[REQUIREMENTS]
Copy the lines holding the word "neck", all of them.

[STORED DATA]
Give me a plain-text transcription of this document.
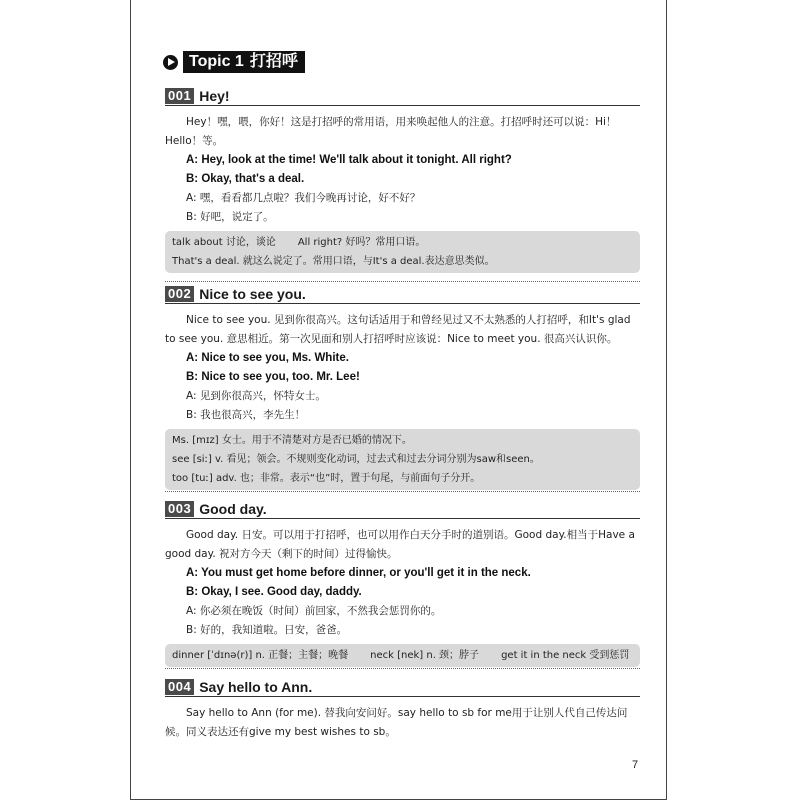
Topic 1 打招呼
001 Hey!
Hey！嘿，喂，你好！这是打招呼的常用语，用来唤起他人的注意。打招呼时还可以说：Hi！Hello！等。
A: Hey, look at the time! We'll talk about it tonight. All right?
B: Okay, that's a deal.
A: 嘿，看看都几点啦？我们今晚再讨论，好不好？
B: 好吧，说定了。
talk about 讨论，谈论 All right? 好吗？常用口语。
That's a deal. 就这么说定了。常用口语，与It's a deal.表达意思类似。
002 Nice to see you.
Nice to see you. 见到你很高兴。这句话适用于和曾经见过又不太熟悉的人打招呼，和It's glad to see you. 意思相近。第一次见面和别人打招呼时应该说：Nice to meet you. 很高兴认识你。
A: Nice to see you, Ms. White.
B: Nice to see you, too. Mr. Lee!
A: 见到你很高兴，怀特女士。
B: 我也很高兴，李先生！
Ms. [mɪz] 女士。用于不清楚对方是否已婚的情况下。
see [siː] v. 看见；领会。不规则变化动词，过去式和过去分词分别为saw和seen。
too [tuː] adv. 也；非常。表示“也”时，置于句尾，与前面句子分开。
003 Good day.
Good day. 日安。可以用于打招呼，也可以用作白天分手时的道别语。Good day.相当于Have a good day. 祝对方今天（剩下的时间）过得愉快。
A: You must get home before dinner, or you'll get it in the neck.
B: Okay, I see. Good day, daddy.
A: 你必须在晚饭（时间）前回家，不然我会惩罚你的。
B: 好的，我知道啦。日安，爸爸。
dinner [ˈdɪnə(r)] n. 正餐；主餐；晚餐 neck [nek] n. 颈；脖子 get it in the neck 受到惩罚
004 Say hello to Ann.
Say hello to Ann (for me). 替我向安问好。say hello to sb for me用于让别人代自己传达问候。同义表达还有give my best wishes to sb。
7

[FULL ANSWER]
A: You must get home before dinner, or you'll get it in the neck.
dinner [ˈdɪnə(r)] n. 正餐；主餐；晚餐 neck [nek] n. 颈；脖子 get it in the neck 受到惩罚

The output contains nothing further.